• _TASK BRIEF_
List all lines of the data containing the word "type".

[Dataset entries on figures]
>>
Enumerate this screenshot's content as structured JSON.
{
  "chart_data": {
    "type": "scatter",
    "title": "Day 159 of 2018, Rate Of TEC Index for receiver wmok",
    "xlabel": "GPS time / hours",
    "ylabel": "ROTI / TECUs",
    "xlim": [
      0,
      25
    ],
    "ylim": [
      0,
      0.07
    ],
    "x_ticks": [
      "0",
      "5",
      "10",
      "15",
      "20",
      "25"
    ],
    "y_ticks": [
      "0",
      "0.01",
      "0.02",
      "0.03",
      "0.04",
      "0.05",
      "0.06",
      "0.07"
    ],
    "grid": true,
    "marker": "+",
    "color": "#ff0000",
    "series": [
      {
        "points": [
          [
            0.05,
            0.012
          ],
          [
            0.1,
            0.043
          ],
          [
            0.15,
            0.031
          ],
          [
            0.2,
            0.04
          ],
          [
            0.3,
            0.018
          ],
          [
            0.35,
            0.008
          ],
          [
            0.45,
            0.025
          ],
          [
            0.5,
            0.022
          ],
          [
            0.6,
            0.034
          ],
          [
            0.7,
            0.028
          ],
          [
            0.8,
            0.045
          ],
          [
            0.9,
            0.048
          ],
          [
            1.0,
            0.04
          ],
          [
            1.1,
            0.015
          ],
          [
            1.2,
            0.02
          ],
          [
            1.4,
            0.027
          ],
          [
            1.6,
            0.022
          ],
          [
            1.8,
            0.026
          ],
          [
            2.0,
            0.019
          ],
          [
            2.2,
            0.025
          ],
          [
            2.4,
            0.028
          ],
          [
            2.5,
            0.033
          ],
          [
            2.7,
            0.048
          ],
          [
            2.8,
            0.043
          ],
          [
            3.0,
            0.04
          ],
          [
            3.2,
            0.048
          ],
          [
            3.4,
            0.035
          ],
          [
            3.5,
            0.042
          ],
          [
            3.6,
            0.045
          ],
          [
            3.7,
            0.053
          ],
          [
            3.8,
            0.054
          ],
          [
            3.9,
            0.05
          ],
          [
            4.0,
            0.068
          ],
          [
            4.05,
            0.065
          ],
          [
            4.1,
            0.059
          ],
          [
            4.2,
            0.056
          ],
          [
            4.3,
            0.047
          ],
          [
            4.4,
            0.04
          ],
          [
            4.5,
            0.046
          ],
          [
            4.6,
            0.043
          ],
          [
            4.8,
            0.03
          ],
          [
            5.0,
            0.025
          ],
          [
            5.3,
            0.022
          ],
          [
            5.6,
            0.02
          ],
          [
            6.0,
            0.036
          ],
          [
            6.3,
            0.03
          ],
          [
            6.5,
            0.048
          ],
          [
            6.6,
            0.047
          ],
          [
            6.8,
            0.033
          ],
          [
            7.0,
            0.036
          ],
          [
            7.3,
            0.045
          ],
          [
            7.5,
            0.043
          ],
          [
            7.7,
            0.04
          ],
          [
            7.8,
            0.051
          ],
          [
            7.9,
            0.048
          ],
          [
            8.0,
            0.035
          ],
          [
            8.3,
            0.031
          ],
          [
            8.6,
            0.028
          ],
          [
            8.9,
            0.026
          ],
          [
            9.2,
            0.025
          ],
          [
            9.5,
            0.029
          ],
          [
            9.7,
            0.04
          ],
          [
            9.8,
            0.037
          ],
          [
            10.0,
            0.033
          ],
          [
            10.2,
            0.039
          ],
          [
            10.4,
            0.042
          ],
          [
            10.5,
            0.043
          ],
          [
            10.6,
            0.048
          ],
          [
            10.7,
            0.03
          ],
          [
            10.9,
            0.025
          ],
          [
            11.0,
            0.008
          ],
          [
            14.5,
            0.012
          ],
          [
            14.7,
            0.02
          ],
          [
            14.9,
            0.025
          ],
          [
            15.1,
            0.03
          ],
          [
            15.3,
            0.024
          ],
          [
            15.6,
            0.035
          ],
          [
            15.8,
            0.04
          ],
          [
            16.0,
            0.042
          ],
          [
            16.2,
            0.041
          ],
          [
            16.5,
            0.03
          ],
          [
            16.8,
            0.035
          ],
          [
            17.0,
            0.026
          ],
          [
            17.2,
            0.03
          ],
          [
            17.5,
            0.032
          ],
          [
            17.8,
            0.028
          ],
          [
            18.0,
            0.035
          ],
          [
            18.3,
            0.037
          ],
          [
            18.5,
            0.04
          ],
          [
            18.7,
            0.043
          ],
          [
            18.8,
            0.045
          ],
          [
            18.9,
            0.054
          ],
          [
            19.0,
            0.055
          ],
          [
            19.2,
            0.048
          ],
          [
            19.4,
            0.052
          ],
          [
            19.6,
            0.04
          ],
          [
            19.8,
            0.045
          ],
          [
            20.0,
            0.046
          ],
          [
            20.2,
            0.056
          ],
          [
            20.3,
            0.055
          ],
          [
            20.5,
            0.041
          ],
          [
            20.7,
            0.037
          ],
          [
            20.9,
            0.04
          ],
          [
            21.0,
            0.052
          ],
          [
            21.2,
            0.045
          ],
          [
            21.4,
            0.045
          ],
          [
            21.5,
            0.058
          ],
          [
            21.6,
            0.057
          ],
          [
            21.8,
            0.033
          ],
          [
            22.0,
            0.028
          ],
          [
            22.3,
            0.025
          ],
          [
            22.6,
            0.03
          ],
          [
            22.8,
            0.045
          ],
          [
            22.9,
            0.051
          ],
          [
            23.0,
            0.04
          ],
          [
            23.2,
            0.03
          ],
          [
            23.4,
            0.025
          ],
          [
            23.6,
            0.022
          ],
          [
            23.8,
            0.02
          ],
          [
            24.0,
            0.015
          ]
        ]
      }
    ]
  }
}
<<
>>
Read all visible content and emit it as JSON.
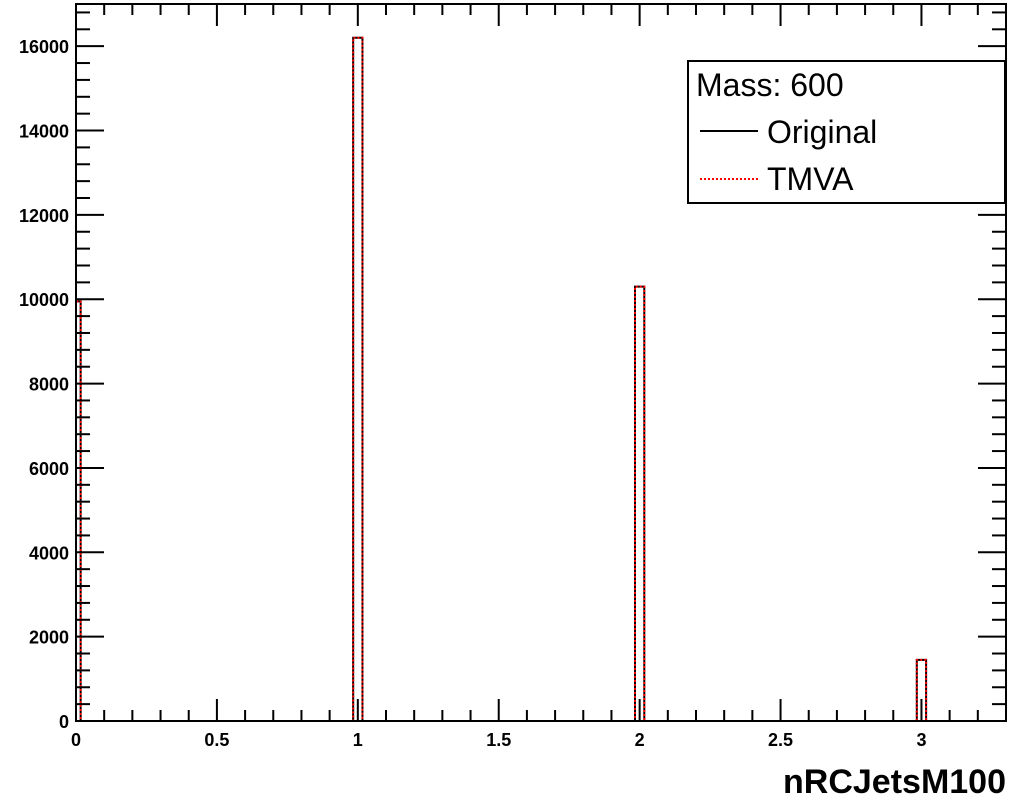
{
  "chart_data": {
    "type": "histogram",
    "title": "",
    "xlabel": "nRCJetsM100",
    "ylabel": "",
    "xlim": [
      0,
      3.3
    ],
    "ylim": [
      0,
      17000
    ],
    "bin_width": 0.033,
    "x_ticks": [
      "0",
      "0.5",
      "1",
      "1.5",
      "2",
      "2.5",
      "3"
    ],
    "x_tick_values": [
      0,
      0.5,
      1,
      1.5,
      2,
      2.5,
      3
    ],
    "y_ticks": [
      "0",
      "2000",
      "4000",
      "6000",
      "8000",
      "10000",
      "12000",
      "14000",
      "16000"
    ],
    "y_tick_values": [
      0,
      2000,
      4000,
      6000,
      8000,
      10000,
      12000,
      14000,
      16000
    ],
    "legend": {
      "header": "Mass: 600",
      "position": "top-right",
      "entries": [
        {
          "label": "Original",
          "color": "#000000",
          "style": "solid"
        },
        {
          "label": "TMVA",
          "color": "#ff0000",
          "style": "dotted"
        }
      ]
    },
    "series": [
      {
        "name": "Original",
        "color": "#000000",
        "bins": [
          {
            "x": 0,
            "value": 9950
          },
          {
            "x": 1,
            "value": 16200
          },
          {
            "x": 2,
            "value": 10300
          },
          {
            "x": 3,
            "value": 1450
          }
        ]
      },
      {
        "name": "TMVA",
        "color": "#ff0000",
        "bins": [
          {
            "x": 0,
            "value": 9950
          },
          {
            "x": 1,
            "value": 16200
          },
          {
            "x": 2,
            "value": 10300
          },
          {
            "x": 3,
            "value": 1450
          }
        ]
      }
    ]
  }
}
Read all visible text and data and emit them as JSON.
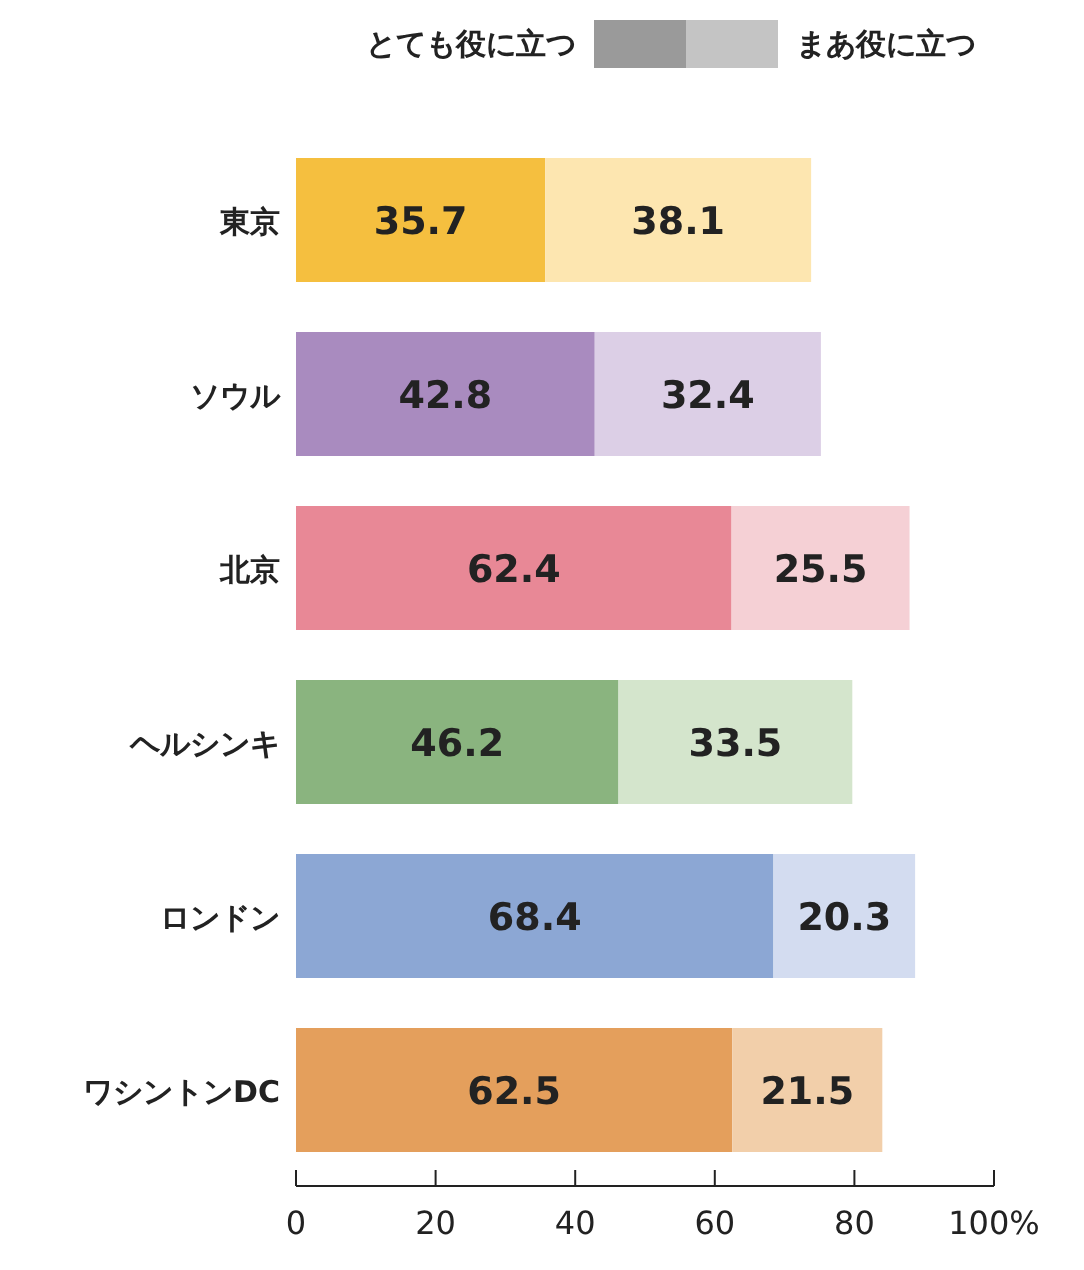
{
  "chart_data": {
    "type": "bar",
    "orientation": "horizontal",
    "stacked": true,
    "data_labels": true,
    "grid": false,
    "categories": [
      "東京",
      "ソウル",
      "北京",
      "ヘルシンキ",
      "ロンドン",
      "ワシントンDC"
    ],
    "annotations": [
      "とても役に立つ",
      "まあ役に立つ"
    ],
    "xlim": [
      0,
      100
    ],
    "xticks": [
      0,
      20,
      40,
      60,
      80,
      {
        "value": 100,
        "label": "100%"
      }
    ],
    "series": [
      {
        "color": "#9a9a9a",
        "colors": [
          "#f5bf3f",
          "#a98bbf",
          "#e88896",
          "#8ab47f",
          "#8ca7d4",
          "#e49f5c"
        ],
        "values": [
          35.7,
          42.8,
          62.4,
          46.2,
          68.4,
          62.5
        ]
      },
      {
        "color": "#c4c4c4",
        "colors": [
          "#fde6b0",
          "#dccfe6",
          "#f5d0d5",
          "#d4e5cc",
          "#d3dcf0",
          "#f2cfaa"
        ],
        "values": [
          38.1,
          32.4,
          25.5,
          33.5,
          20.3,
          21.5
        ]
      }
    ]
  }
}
<<
• _SOLUTION TO THE PROBLEM_
    "type": "scatter",
    "type": "histogram",
    "type": "bar",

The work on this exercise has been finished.